* **What to produce**
Tell how many lines in these records contain the string "this", with only the number as the reply.

(Stored entries)
□ □ □ □ □

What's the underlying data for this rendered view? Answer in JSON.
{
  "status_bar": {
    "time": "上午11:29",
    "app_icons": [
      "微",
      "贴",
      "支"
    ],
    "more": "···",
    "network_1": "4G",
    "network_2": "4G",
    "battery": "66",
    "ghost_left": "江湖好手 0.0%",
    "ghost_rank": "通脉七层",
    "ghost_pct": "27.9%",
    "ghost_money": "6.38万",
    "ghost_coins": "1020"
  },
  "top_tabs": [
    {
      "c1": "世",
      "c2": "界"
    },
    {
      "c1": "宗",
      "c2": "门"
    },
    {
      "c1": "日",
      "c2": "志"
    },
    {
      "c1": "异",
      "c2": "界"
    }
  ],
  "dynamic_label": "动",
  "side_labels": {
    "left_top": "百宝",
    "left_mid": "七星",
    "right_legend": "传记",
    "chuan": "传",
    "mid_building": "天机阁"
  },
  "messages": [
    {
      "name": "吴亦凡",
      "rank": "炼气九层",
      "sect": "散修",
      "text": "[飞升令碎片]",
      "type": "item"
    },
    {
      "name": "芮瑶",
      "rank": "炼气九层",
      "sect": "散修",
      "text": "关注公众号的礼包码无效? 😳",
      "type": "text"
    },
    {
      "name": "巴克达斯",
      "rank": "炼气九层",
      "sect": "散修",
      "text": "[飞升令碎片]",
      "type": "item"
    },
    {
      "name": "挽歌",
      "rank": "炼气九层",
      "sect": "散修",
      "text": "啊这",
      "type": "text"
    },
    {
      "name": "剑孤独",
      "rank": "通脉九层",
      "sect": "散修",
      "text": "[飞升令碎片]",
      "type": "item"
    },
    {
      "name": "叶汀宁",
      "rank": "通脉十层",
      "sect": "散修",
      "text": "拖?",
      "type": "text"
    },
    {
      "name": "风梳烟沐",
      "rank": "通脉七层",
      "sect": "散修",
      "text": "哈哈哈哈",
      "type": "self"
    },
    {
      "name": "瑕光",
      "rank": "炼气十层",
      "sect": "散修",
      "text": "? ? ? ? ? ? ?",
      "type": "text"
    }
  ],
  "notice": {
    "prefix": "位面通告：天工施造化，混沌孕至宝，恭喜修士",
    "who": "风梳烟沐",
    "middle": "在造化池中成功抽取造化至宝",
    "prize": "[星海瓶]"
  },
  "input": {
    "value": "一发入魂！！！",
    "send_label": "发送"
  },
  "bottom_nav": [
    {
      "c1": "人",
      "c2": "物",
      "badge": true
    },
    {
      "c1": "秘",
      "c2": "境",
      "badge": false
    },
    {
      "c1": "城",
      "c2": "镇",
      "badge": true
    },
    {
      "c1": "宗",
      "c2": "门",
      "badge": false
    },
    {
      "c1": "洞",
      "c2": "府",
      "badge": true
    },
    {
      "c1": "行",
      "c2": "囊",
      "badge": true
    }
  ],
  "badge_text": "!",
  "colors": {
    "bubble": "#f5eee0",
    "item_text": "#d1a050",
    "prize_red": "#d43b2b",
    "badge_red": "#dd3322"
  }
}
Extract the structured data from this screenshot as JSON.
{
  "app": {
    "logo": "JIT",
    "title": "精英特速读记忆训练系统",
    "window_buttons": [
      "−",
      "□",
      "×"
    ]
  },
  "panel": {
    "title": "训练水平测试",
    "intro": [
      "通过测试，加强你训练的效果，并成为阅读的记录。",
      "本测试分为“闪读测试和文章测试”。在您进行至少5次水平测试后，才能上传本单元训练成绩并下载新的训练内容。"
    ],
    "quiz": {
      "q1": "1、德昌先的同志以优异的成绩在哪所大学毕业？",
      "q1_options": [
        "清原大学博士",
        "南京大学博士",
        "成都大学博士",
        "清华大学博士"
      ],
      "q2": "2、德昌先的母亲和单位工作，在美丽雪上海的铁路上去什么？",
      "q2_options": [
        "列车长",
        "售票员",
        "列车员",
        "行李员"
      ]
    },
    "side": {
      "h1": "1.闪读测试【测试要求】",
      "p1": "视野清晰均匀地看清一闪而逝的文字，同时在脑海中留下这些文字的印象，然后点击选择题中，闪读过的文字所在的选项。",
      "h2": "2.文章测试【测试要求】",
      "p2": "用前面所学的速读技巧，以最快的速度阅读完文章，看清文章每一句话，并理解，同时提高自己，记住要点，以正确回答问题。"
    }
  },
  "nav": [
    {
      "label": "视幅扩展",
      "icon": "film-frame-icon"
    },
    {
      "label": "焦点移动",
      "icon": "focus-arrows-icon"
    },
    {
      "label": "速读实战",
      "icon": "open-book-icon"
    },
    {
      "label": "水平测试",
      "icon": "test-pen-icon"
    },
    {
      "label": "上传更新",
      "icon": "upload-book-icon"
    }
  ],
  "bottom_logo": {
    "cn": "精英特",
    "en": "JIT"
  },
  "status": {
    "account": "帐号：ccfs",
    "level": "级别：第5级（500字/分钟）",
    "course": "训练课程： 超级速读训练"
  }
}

□ □ □ □ □

* **Task solution**
2